-- start Data provided --

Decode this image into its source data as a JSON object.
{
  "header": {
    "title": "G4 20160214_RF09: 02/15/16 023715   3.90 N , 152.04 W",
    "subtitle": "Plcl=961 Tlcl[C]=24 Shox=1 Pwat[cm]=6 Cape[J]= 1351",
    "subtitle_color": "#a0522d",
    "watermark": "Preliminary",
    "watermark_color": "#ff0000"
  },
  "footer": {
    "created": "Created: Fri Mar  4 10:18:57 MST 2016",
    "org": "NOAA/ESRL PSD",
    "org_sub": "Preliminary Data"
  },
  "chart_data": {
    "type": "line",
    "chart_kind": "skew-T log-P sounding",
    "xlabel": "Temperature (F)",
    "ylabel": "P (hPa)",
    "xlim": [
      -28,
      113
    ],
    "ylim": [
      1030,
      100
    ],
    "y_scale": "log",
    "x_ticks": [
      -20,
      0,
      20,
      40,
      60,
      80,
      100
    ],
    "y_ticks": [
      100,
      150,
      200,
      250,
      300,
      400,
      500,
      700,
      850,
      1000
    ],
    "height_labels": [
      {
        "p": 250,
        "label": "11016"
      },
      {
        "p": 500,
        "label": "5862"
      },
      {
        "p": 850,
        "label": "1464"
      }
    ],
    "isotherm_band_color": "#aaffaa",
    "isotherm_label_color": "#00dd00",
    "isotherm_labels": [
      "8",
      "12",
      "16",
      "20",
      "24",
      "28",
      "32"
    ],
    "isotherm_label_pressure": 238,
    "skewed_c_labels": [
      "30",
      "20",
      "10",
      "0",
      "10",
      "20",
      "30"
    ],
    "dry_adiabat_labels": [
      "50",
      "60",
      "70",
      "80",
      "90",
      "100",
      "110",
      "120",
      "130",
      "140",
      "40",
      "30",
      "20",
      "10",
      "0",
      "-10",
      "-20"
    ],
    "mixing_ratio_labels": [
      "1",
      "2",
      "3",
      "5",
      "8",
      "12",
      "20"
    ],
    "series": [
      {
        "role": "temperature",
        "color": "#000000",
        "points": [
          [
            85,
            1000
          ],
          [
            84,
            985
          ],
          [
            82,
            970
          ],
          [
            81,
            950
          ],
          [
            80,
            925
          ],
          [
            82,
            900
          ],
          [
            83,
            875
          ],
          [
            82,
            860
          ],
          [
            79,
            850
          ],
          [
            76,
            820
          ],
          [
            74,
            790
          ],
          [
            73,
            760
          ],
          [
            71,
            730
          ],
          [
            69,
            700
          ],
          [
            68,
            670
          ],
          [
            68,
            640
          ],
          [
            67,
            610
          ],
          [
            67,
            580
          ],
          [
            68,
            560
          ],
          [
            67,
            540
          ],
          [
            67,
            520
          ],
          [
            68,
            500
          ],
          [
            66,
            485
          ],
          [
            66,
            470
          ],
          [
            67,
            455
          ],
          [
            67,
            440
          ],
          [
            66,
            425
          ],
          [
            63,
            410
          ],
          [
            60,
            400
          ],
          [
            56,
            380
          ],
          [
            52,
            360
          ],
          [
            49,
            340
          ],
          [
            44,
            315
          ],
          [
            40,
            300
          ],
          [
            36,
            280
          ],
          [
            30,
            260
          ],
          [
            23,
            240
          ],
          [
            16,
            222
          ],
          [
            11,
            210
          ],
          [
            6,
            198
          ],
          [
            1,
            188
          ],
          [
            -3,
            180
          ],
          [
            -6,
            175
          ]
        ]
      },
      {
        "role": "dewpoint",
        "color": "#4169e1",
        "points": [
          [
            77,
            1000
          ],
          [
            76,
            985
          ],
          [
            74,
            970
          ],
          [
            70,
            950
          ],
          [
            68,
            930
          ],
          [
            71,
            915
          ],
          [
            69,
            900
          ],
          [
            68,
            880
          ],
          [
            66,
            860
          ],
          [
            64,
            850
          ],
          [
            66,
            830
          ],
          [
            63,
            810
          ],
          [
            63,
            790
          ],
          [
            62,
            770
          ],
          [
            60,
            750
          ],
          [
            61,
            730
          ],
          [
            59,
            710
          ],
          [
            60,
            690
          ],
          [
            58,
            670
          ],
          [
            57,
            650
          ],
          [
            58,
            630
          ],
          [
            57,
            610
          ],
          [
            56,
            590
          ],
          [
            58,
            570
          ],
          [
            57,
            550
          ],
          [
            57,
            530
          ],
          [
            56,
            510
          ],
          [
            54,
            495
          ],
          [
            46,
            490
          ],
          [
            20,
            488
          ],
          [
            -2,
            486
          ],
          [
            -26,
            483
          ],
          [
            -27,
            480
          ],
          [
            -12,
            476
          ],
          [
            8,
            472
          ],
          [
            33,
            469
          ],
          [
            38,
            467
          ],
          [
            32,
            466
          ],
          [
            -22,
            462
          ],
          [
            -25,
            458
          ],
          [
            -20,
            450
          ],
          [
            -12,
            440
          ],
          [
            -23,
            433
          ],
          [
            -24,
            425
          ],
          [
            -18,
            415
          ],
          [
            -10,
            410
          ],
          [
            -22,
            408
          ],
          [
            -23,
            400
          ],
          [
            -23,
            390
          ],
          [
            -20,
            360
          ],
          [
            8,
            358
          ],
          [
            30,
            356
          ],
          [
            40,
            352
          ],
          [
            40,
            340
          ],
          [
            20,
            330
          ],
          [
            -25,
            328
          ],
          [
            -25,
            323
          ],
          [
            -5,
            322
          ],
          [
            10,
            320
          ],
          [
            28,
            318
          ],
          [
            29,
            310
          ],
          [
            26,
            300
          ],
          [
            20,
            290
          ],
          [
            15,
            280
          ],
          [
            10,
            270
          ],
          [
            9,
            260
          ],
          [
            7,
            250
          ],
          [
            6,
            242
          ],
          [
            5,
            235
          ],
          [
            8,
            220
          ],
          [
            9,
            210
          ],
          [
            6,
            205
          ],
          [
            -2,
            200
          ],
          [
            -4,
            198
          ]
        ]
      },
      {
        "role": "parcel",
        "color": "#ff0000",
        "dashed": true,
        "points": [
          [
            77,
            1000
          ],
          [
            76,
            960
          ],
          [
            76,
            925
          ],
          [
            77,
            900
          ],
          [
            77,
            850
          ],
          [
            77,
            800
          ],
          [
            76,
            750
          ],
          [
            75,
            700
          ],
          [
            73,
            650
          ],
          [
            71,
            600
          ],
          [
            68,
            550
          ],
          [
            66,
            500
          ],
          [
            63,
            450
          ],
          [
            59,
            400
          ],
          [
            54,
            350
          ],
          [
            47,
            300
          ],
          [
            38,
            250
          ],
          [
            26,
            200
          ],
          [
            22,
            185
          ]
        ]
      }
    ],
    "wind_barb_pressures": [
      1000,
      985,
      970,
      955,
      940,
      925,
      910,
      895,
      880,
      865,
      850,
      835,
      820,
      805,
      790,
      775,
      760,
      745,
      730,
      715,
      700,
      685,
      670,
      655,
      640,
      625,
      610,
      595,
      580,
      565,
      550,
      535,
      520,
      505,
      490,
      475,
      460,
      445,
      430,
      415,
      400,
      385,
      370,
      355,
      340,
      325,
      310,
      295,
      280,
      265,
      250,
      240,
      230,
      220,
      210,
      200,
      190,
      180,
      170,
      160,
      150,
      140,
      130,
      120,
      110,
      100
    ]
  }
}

-- end Data provided --

Each line of the material should be echoed exactly.

* [Expected answer]
Decode this image into its source data as a JSON object.
{
  "header": {
    "title": "G4 20160214_RF09: 02/15/16 023715   3.90 N , 152.04 W",
    "subtitle": "Plcl=961 Tlcl[C]=24 Shox=1 Pwat[cm]=6 Cape[J]= 1351",
    "subtitle_color": "#a0522d",
    "watermark": "Preliminary",
    "watermark_color": "#ff0000"
  },
  "footer": {
    "created": "Created: Fri Mar  4 10:18:57 MST 2016",
    "org": "NOAA/ESRL PSD",
    "org_sub": "Preliminary Data"
  },
  "chart_data": {
    "type": "line",
    "chart_kind": "skew-T log-P sounding",
    "xlabel": "Temperature (F)",
    "ylabel": "P (hPa)",
    "xlim": [
      -28,
      113
    ],
    "ylim": [
      1030,
      100
    ],
    "y_scale": "log",
    "x_ticks": [
      -20,
      0,
      20,
      40,
      60,
      80,
      100
    ],
    "y_ticks": [
      100,
      150,
      200,
      250,
      300,
      400,
      500,
      700,
      850,
      1000
    ],
    "height_labels": [
      {
        "p": 250,
        "label": "11016"
      },
      {
        "p": 500,
        "label": "5862"
      },
      {
        "p": 850,
        "label": "1464"
      }
    ],
    "isotherm_band_color": "#aaffaa",
    "isotherm_label_color": "#00dd00",
    "isotherm_labels": [
      "8",
      "12",
      "16",
      "20",
      "24",
      "28",
      "32"
    ],
    "isotherm_label_pressure": 238,
    "skewed_c_labels": [
      "30",
      "20",
      "10",
      "0",
      "10",
      "20",
      "30"
    ],
    "dry_adiabat_labels": [
      "50",
      "60",
      "70",
      "80",
      "90",
      "100",
      "110",
      "120",
      "130",
      "140",
      "40",
      "30",
      "20",
      "10",
      "0",
      "-10",
      "-20"
    ],
    "mixing_ratio_labels": [
      "1",
      "2",
      "3",
      "5",
      "8",
      "12",
      "20"
    ],
    "series": [
      {
        "role": "temperature",
        "color": "#000000",
        "points": [
          [
            85,
            1000
          ],
          [
            84,
            985
          ],
          [
            82,
            970
          ],
          [
            81,
            950
          ],
          [
            80,
            925
          ],
          [
            82,
            900
          ],
          [
            83,
            875
          ],
          [
            82,
            860
          ],
          [
            79,
            850
          ],
          [
            76,
            820
          ],
          [
            74,
            790
          ],
          [
            73,
            760
          ],
          [
            71,
            730
          ],
          [
            69,
            700
          ],
          [
            68,
            670
          ],
          [
            68,
            640
          ],
          [
            67,
            610
          ],
          [
            67,
            580
          ],
          [
            68,
            560
          ],
          [
            67,
            540
          ],
          [
            67,
            520
          ],
          [
            68,
            500
          ],
          [
            66,
            485
          ],
          [
            66,
            470
          ],
          [
            67,
            455
          ],
          [
            67,
            440
          ],
          [
            66,
            425
          ],
          [
            63,
            410
          ],
          [
            60,
            400
          ],
          [
            56,
            380
          ],
          [
            52,
            360
          ],
          [
            49,
            340
          ],
          [
            44,
            315
          ],
          [
            40,
            300
          ],
          [
            36,
            280
          ],
          [
            30,
            260
          ],
          [
            23,
            240
          ],
          [
            16,
            222
          ],
          [
            11,
            210
          ],
          [
            6,
            198
          ],
          [
            1,
            188
          ],
          [
            -3,
            180
          ],
          [
            -6,
            175
          ]
        ]
      },
      {
        "role": "dewpoint",
        "color": "#4169e1",
        "points": [
          [
            77,
            1000
          ],
          [
            76,
            985
          ],
          [
            74,
            970
          ],
          [
            70,
            950
          ],
          [
            68,
            930
          ],
          [
            71,
            915
          ],
          [
            69,
            900
          ],
          [
            68,
            880
          ],
          [
            66,
            860
          ],
          [
            64,
            850
          ],
          [
            66,
            830
          ],
          [
            63,
            810
          ],
          [
            63,
            790
          ],
          [
            62,
            770
          ],
          [
            60,
            750
          ],
          [
            61,
            730
          ],
          [
            59,
            710
          ],
          [
            60,
            690
          ],
          [
            58,
            670
          ],
          [
            57,
            650
          ],
          [
            58,
            630
          ],
          [
            57,
            610
          ],
          [
            56,
            590
          ],
          [
            58,
            570
          ],
          [
            57,
            550
          ],
          [
            57,
            530
          ],
          [
            56,
            510
          ],
          [
            54,
            495
          ],
          [
            46,
            490
          ],
          [
            20,
            488
          ],
          [
            -2,
            486
          ],
          [
            -26,
            483
          ],
          [
            -27,
            480
          ],
          [
            -12,
            476
          ],
          [
            8,
            472
          ],
          [
            33,
            469
          ],
          [
            38,
            467
          ],
          [
            32,
            466
          ],
          [
            -22,
            462
          ],
          [
            -25,
            458
          ],
          [
            -20,
            450
          ],
          [
            -12,
            440
          ],
          [
            -23,
            433
          ],
          [
            -24,
            425
          ],
          [
            -18,
            415
          ],
          [
            -10,
            410
          ],
          [
            -22,
            408
          ],
          [
            -23,
            400
          ],
          [
            -23,
            390
          ],
          [
            -20,
            360
          ],
          [
            8,
            358
          ],
          [
            30,
            356
          ],
          [
            40,
            352
          ],
          [
            40,
            340
          ],
          [
            20,
            330
          ],
          [
            -25,
            328
          ],
          [
            -25,
            323
          ],
          [
            -5,
            322
          ],
          [
            10,
            320
          ],
          [
            28,
            318
          ],
          [
            29,
            310
          ],
          [
            26,
            300
          ],
          [
            20,
            290
          ],
          [
            15,
            280
          ],
          [
            10,
            270
          ],
          [
            9,
            260
          ],
          [
            7,
            250
          ],
          [
            6,
            242
          ],
          [
            5,
            235
          ],
          [
            8,
            220
          ],
          [
            9,
            210
          ],
          [
            6,
            205
          ],
          [
            -2,
            200
          ],
          [
            -4,
            198
          ]
        ]
      },
      {
        "role": "parcel",
        "color": "#ff0000",
        "dashed": true,
        "points": [
          [
            77,
            1000
          ],
          [
            76,
            960
          ],
          [
            76,
            925
          ],
          [
            77,
            900
          ],
          [
            77,
            850
          ],
          [
            77,
            800
          ],
          [
            76,
            750
          ],
          [
            75,
            700
          ],
          [
            73,
            650
          ],
          [
            71,
            600
          ],
          [
            68,
            550
          ],
          [
            66,
            500
          ],
          [
            63,
            450
          ],
          [
            59,
            400
          ],
          [
            54,
            350
          ],
          [
            47,
            300
          ],
          [
            38,
            250
          ],
          [
            26,
            200
          ],
          [
            22,
            185
          ]
        ]
      }
    ],
    "wind_barb_pressures": [
      1000,
      985,
      970,
      955,
      940,
      925,
      910,
      895,
      880,
      865,
      850,
      835,
      820,
      805,
      790,
      775,
      760,
      745,
      730,
      715,
      700,
      685,
      670,
      655,
      640,
      625,
      610,
      595,
      580,
      565,
      550,
      535,
      520,
      505,
      490,
      475,
      460,
      445,
      430,
      415,
      400,
      385,
      370,
      355,
      340,
      325,
      310,
      295,
      280,
      265,
      250,
      240,
      230,
      220,
      210,
      200,
      190,
      180,
      170,
      160,
      150,
      140,
      130,
      120,
      110,
      100
    ]
  }
}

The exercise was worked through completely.